■ **WHAT IS ASKED**
Check each line of the listing below for the string "Monthly", and copy the ones that have it.

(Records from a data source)
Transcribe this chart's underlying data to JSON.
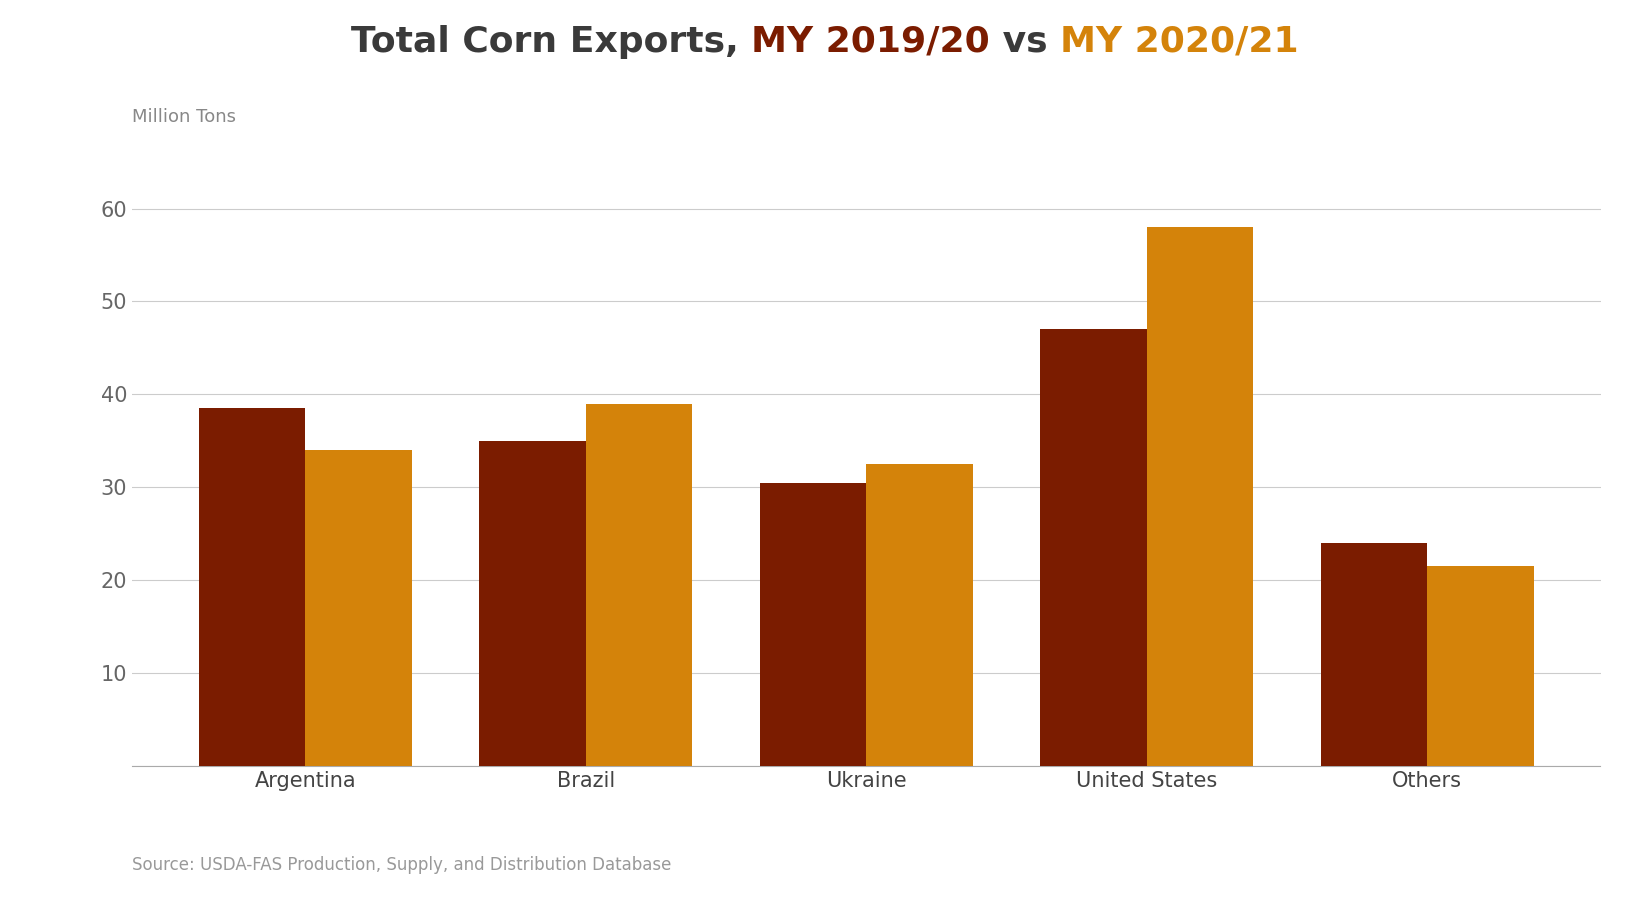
{
  "title_parts": [
    {
      "text": "Total Corn Exports, ",
      "color": "#3a3a3a",
      "bold": true
    },
    {
      "text": "MY 2019/20",
      "color": "#7B1C00",
      "bold": true
    },
    {
      "text": " vs ",
      "color": "#3a3a3a",
      "bold": true
    },
    {
      "text": "MY 2020/21",
      "color": "#D4830A",
      "bold": true
    }
  ],
  "ylabel": "Million Tons",
  "categories": [
    "Argentina",
    "Brazil",
    "Ukraine",
    "United States",
    "Others"
  ],
  "values_2019": [
    38.5,
    35.0,
    30.5,
    47.0,
    24.0
  ],
  "values_2020": [
    34.0,
    39.0,
    32.5,
    58.0,
    21.5
  ],
  "color_2019": "#7B1C00",
  "color_2020": "#D4830A",
  "ylim": [
    0,
    65
  ],
  "yticks": [
    0,
    10,
    20,
    30,
    40,
    50,
    60
  ],
  "bar_width": 0.38,
  "source_text": "Source: USDA-FAS Production, Supply, and Distribution Database",
  "background_color": "#ffffff",
  "grid_color": "#cccccc",
  "title_fontsize": 26,
  "label_fontsize": 13,
  "tick_fontsize": 15,
  "source_fontsize": 12
}
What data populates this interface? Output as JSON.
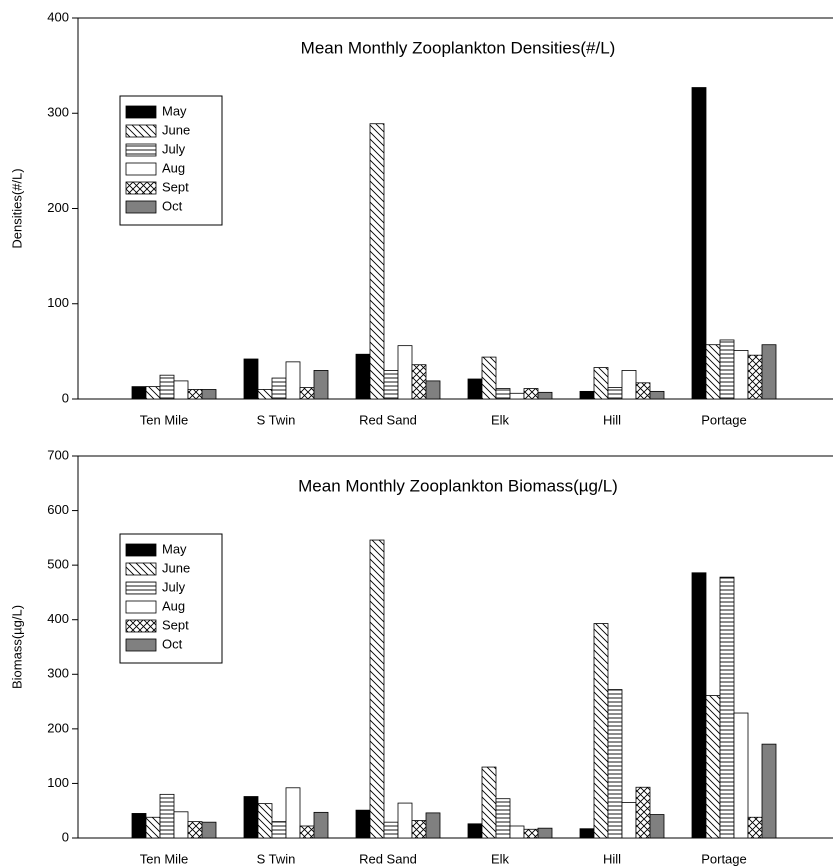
{
  "chart_data": [
    {
      "type": "bar",
      "title": "Mean Monthly Zooplankton Densities(#/L)",
      "y_label": "Densities(#/L)",
      "categories": [
        "Ten Mile",
        "S Twin",
        "Red Sand",
        "Elk",
        "Hill",
        "Portage"
      ],
      "series": [
        {
          "name": "May",
          "color": "#000000",
          "pattern": "solid",
          "values": [
            13,
            42,
            47,
            21,
            8,
            327
          ]
        },
        {
          "name": "June",
          "color": "#ffffff",
          "pattern": "back-diagonal",
          "values": [
            13,
            10,
            289,
            44,
            33,
            57
          ]
        },
        {
          "name": "July",
          "color": "#ffffff",
          "pattern": "horizontal",
          "values": [
            25,
            22,
            30,
            11,
            12,
            62
          ]
        },
        {
          "name": "Aug",
          "color": "#ffffff",
          "pattern": "solid",
          "values": [
            19,
            39,
            56,
            6,
            30,
            51
          ]
        },
        {
          "name": "Sept",
          "color": "#ffffff",
          "pattern": "crosshatch",
          "values": [
            10,
            12,
            36,
            11,
            17,
            46
          ]
        },
        {
          "name": "Oct",
          "color": "#808080",
          "pattern": "solid",
          "values": [
            10,
            30,
            19,
            7,
            8,
            57
          ]
        }
      ],
      "ylim": [
        0,
        400
      ],
      "yticks": [
        0,
        100,
        200,
        300,
        400
      ],
      "legend": "upper left"
    },
    {
      "type": "bar",
      "title": "Mean Monthly Zooplankton Biomass(µg/L)",
      "y_label": "Biomass(µg/L)",
      "categories": [
        "Ten Mile",
        "S Twin",
        "Red Sand",
        "Elk",
        "Hill",
        "Portage"
      ],
      "series": [
        {
          "name": "May",
          "color": "#000000",
          "pattern": "solid",
          "values": [
            45,
            76,
            51,
            26,
            17,
            486
          ]
        },
        {
          "name": "June",
          "color": "#ffffff",
          "pattern": "back-diagonal",
          "values": [
            38,
            63,
            546,
            130,
            393,
            261
          ]
        },
        {
          "name": "July",
          "color": "#ffffff",
          "pattern": "horizontal",
          "values": [
            80,
            30,
            29,
            72,
            272,
            478
          ]
        },
        {
          "name": "Aug",
          "color": "#ffffff",
          "pattern": "solid",
          "values": [
            48,
            92,
            64,
            22,
            65,
            229
          ]
        },
        {
          "name": "Sept",
          "color": "#ffffff",
          "pattern": "crosshatch",
          "values": [
            30,
            22,
            32,
            16,
            93,
            38
          ]
        },
        {
          "name": "Oct",
          "color": "#808080",
          "pattern": "solid",
          "values": [
            29,
            47,
            46,
            18,
            43,
            172
          ]
        }
      ],
      "ylim": [
        0,
        700
      ],
      "yticks": [
        0,
        100,
        200,
        300,
        400,
        500,
        600,
        700
      ],
      "legend": "upper left"
    }
  ]
}
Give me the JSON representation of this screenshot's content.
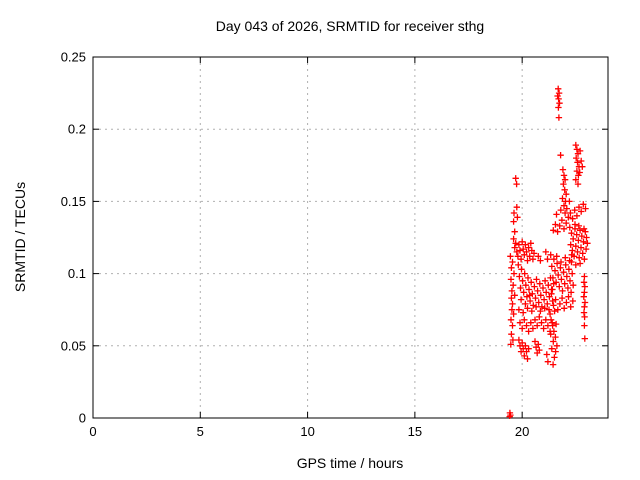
{
  "window": {
    "background": "#ffffff"
  },
  "chart_data": {
    "type": "scatter",
    "title": "Day 043 of 2026, SRMTID for receiver sthg",
    "xlabel": "GPS time / hours",
    "ylabel": "SRMTID / TECUs",
    "xlim": [
      0,
      24
    ],
    "ylim": [
      0,
      0.25
    ],
    "xticks": [
      0,
      5,
      10,
      15,
      20
    ],
    "xtick_labels": [
      "0",
      "5",
      "10",
      "15",
      "20"
    ],
    "yticks": [
      0,
      0.05,
      0.1,
      0.15,
      0.2,
      0.25
    ],
    "ytick_labels": [
      "0",
      "0.05",
      "0.1",
      "0.15",
      "0.2",
      "0.25"
    ],
    "grid": true,
    "legend": "none",
    "marker": "plus",
    "marker_color": "#ff0000",
    "grid_color": "#b0b0b0",
    "axis_color": "#000000",
    "series": [
      {
        "name": "SRMTID",
        "points": [
          [
            19.42,
            0.001
          ],
          [
            19.45,
            0.002
          ],
          [
            19.43,
            0.0035
          ],
          [
            19.7,
            0.166
          ],
          [
            19.74,
            0.162
          ],
          [
            19.75,
            0.146
          ],
          [
            19.62,
            0.142
          ],
          [
            19.78,
            0.139
          ],
          [
            19.6,
            0.136
          ],
          [
            19.65,
            0.129
          ],
          [
            19.45,
            0.112
          ],
          [
            19.55,
            0.108
          ],
          [
            19.5,
            0.104
          ],
          [
            19.62,
            0.1
          ],
          [
            19.48,
            0.096
          ],
          [
            19.58,
            0.092
          ],
          [
            19.52,
            0.088
          ],
          [
            19.65,
            0.085
          ],
          [
            19.5,
            0.083
          ],
          [
            19.55,
            0.079
          ],
          [
            19.52,
            0.075
          ],
          [
            19.6,
            0.072
          ],
          [
            19.48,
            0.068
          ],
          [
            19.55,
            0.064
          ],
          [
            19.5,
            0.058
          ],
          [
            19.57,
            0.054
          ],
          [
            19.47,
            0.051
          ],
          [
            19.6,
            0.124
          ],
          [
            19.7,
            0.121
          ],
          [
            19.65,
            0.118
          ],
          [
            19.75,
            0.115
          ],
          [
            19.8,
            0.112
          ],
          [
            19.85,
            0.12
          ],
          [
            19.9,
            0.116
          ],
          [
            19.95,
            0.11
          ],
          [
            20.0,
            0.122
          ],
          [
            20.05,
            0.117
          ],
          [
            20.1,
            0.113
          ],
          [
            20.15,
            0.12
          ],
          [
            20.2,
            0.115
          ],
          [
            20.25,
            0.109
          ],
          [
            20.3,
            0.118
          ],
          [
            20.35,
            0.112
          ],
          [
            20.4,
            0.121
          ],
          [
            20.45,
            0.116
          ],
          [
            20.5,
            0.11
          ],
          [
            20.55,
            0.114
          ],
          [
            20.75,
            0.112
          ],
          [
            20.85,
            0.109
          ],
          [
            21.1,
            0.115
          ],
          [
            21.18,
            0.11
          ],
          [
            19.82,
            0.106
          ],
          [
            19.87,
            0.098
          ],
          [
            19.92,
            0.09
          ],
          [
            19.97,
            0.103
          ],
          [
            20.02,
            0.095
          ],
          [
            20.07,
            0.087
          ],
          [
            20.12,
            0.1
          ],
          [
            20.17,
            0.092
          ],
          [
            20.22,
            0.084
          ],
          [
            20.27,
            0.097
          ],
          [
            20.32,
            0.089
          ],
          [
            20.37,
            0.081
          ],
          [
            20.42,
            0.094
          ],
          [
            20.47,
            0.086
          ],
          [
            20.52,
            0.078
          ],
          [
            20.57,
            0.091
          ],
          [
            20.62,
            0.083
          ],
          [
            20.67,
            0.096
          ],
          [
            20.72,
            0.088
          ],
          [
            20.77,
            0.08
          ],
          [
            20.82,
            0.093
          ],
          [
            20.87,
            0.085
          ],
          [
            20.92,
            0.077
          ],
          [
            20.97,
            0.09
          ],
          [
            21.02,
            0.082
          ],
          [
            21.07,
            0.095
          ],
          [
            21.12,
            0.087
          ],
          [
            21.17,
            0.079
          ],
          [
            21.22,
            0.092
          ],
          [
            21.27,
            0.084
          ],
          [
            21.32,
            0.097
          ],
          [
            21.37,
            0.089
          ],
          [
            21.42,
            0.081
          ],
          [
            21.47,
            0.093
          ],
          [
            19.85,
            0.075
          ],
          [
            20.05,
            0.073
          ],
          [
            20.25,
            0.076
          ],
          [
            20.45,
            0.074
          ],
          [
            20.65,
            0.077
          ],
          [
            20.85,
            0.074
          ],
          [
            21.05,
            0.076
          ],
          [
            21.25,
            0.075
          ],
          [
            19.95,
            0.082
          ],
          [
            20.15,
            0.079
          ],
          [
            20.35,
            0.085
          ],
          [
            19.9,
            0.066
          ],
          [
            20.0,
            0.062
          ],
          [
            20.1,
            0.068
          ],
          [
            20.2,
            0.064
          ],
          [
            20.3,
            0.06
          ],
          [
            20.4,
            0.066
          ],
          [
            20.5,
            0.062
          ],
          [
            20.6,
            0.068
          ],
          [
            20.7,
            0.064
          ],
          [
            20.8,
            0.07
          ],
          [
            20.9,
            0.066
          ],
          [
            21.0,
            0.062
          ],
          [
            21.1,
            0.068
          ],
          [
            21.2,
            0.064
          ],
          [
            21.3,
            0.06
          ],
          [
            21.4,
            0.066
          ],
          [
            19.85,
            0.054
          ],
          [
            19.9,
            0.05
          ],
          [
            19.95,
            0.046
          ],
          [
            20.0,
            0.052
          ],
          [
            20.05,
            0.048
          ],
          [
            20.1,
            0.043
          ],
          [
            20.15,
            0.05
          ],
          [
            20.2,
            0.046
          ],
          [
            20.25,
            0.041
          ],
          [
            20.3,
            0.048
          ],
          [
            20.6,
            0.053
          ],
          [
            20.65,
            0.049
          ],
          [
            20.7,
            0.045
          ],
          [
            20.75,
            0.051
          ],
          [
            20.8,
            0.047
          ],
          [
            21.15,
            0.044
          ],
          [
            21.2,
            0.039
          ],
          [
            21.3,
            0.072
          ],
          [
            21.35,
            0.068
          ],
          [
            21.42,
            0.064
          ],
          [
            21.48,
            0.06
          ],
          [
            21.55,
            0.056
          ],
          [
            21.62,
            0.05
          ],
          [
            21.33,
            0.058
          ],
          [
            21.58,
            0.065
          ],
          [
            21.45,
            0.053
          ],
          [
            21.38,
            0.048
          ],
          [
            21.5,
            0.042
          ],
          [
            21.44,
            0.037
          ],
          [
            21.56,
            0.046
          ],
          [
            21.68,
            0.228
          ],
          [
            21.72,
            0.225
          ],
          [
            21.65,
            0.223
          ],
          [
            21.7,
            0.221
          ],
          [
            21.74,
            0.218
          ],
          [
            21.69,
            0.215
          ],
          [
            21.71,
            0.208
          ],
          [
            21.79,
            0.182
          ],
          [
            21.9,
            0.172
          ],
          [
            21.95,
            0.168
          ],
          [
            22.0,
            0.165
          ],
          [
            21.92,
            0.162
          ],
          [
            21.98,
            0.158
          ],
          [
            22.05,
            0.155
          ],
          [
            21.88,
            0.152
          ],
          [
            22.02,
            0.15
          ],
          [
            21.95,
            0.147
          ],
          [
            22.08,
            0.145
          ],
          [
            22.5,
            0.189
          ],
          [
            22.55,
            0.186
          ],
          [
            22.6,
            0.183
          ],
          [
            22.52,
            0.18
          ],
          [
            22.58,
            0.177
          ],
          [
            22.65,
            0.174
          ],
          [
            22.55,
            0.171
          ],
          [
            22.62,
            0.168
          ],
          [
            22.5,
            0.165
          ],
          [
            22.6,
            0.162
          ],
          [
            22.7,
            0.185
          ],
          [
            22.75,
            0.178
          ],
          [
            22.68,
            0.17
          ],
          [
            22.8,
            0.174
          ],
          [
            21.45,
            0.13
          ],
          [
            21.55,
            0.134
          ],
          [
            21.65,
            0.129
          ],
          [
            21.75,
            0.133
          ],
          [
            21.85,
            0.137
          ],
          [
            21.95,
            0.131
          ],
          [
            22.05,
            0.135
          ],
          [
            22.15,
            0.139
          ],
          [
            22.25,
            0.142
          ],
          [
            22.35,
            0.138
          ],
          [
            22.45,
            0.144
          ],
          [
            22.55,
            0.14
          ],
          [
            22.65,
            0.146
          ],
          [
            22.75,
            0.143
          ],
          [
            22.85,
            0.148
          ],
          [
            22.95,
            0.145
          ],
          [
            21.6,
            0.141
          ],
          [
            21.8,
            0.144
          ],
          [
            22.0,
            0.142
          ],
          [
            22.2,
            0.15
          ],
          [
            21.33,
            0.113
          ],
          [
            21.38,
            0.105
          ],
          [
            21.43,
            0.097
          ],
          [
            21.48,
            0.11
          ],
          [
            21.53,
            0.102
          ],
          [
            21.58,
            0.094
          ],
          [
            21.63,
            0.107
          ],
          [
            21.68,
            0.099
          ],
          [
            21.73,
            0.091
          ],
          [
            21.78,
            0.104
          ],
          [
            21.83,
            0.096
          ],
          [
            21.88,
            0.088
          ],
          [
            21.93,
            0.101
          ],
          [
            21.98,
            0.093
          ],
          [
            22.03,
            0.106
          ],
          [
            22.08,
            0.098
          ],
          [
            22.13,
            0.09
          ],
          [
            22.18,
            0.103
          ],
          [
            22.23,
            0.095
          ],
          [
            22.28,
            0.087
          ],
          [
            22.33,
            0.1
          ],
          [
            22.38,
            0.092
          ],
          [
            21.36,
            0.086
          ],
          [
            21.46,
            0.078
          ],
          [
            21.56,
            0.082
          ],
          [
            21.66,
            0.075
          ],
          [
            21.76,
            0.079
          ],
          [
            21.86,
            0.083
          ],
          [
            21.96,
            0.076
          ],
          [
            22.06,
            0.08
          ],
          [
            22.16,
            0.084
          ],
          [
            22.26,
            0.077
          ],
          [
            22.36,
            0.081
          ],
          [
            21.41,
            0.089
          ],
          [
            21.61,
            0.112
          ],
          [
            21.81,
            0.108
          ],
          [
            22.01,
            0.111
          ],
          [
            22.21,
            0.109
          ],
          [
            22.31,
            0.113
          ],
          [
            21.51,
            0.074
          ],
          [
            22.22,
            0.132
          ],
          [
            22.3,
            0.128
          ],
          [
            22.38,
            0.124
          ],
          [
            22.46,
            0.131
          ],
          [
            22.54,
            0.127
          ],
          [
            22.62,
            0.123
          ],
          [
            22.7,
            0.13
          ],
          [
            22.78,
            0.126
          ],
          [
            22.86,
            0.122
          ],
          [
            22.94,
            0.129
          ],
          [
            23.0,
            0.125
          ],
          [
            22.26,
            0.12
          ],
          [
            22.34,
            0.116
          ],
          [
            22.42,
            0.112
          ],
          [
            22.5,
            0.119
          ],
          [
            22.58,
            0.115
          ],
          [
            22.66,
            0.111
          ],
          [
            22.74,
            0.118
          ],
          [
            22.82,
            0.114
          ],
          [
            22.9,
            0.11
          ],
          [
            22.98,
            0.117
          ],
          [
            23.04,
            0.121
          ],
          [
            22.3,
            0.108
          ],
          [
            22.5,
            0.106
          ],
          [
            22.7,
            0.107
          ],
          [
            22.46,
            0.134
          ],
          [
            22.64,
            0.133
          ],
          [
            22.88,
            0.131
          ],
          [
            22.9,
            0.098
          ],
          [
            22.88,
            0.094
          ],
          [
            22.92,
            0.091
          ],
          [
            22.9,
            0.087
          ],
          [
            22.87,
            0.084
          ],
          [
            22.93,
            0.08
          ],
          [
            22.9,
            0.077
          ],
          [
            22.88,
            0.073
          ],
          [
            22.91,
            0.07
          ],
          [
            22.9,
            0.064
          ],
          [
            22.92,
            0.055
          ]
        ]
      }
    ]
  }
}
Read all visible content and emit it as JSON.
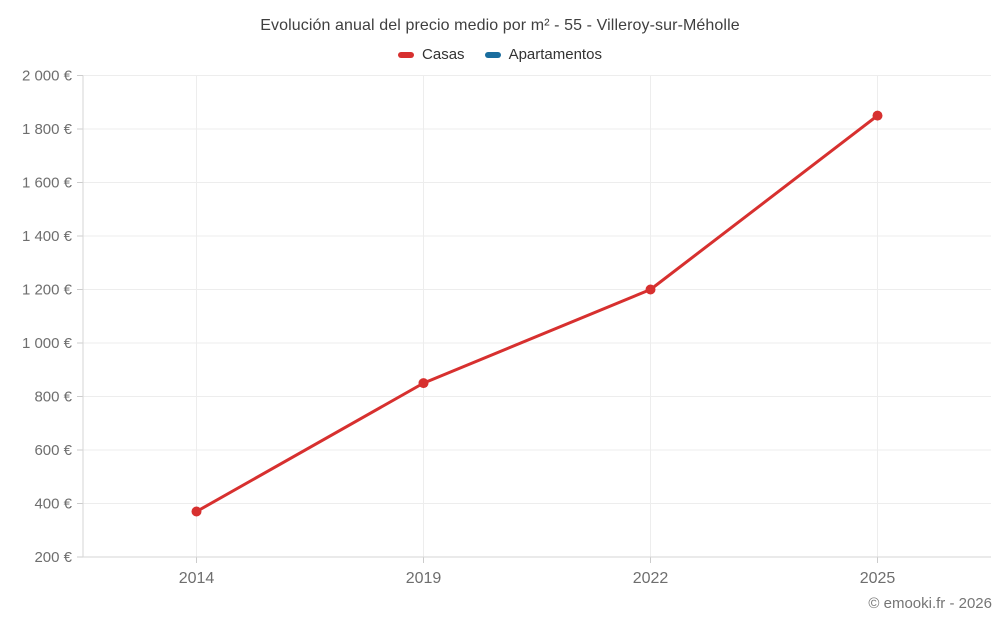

■ **FULL SOLUTION**
      "title": "Mean Monthly Zooplankton Densities(#/L)",
      "title": "Mean Monthly Zooplankton Biomass(µg/L)",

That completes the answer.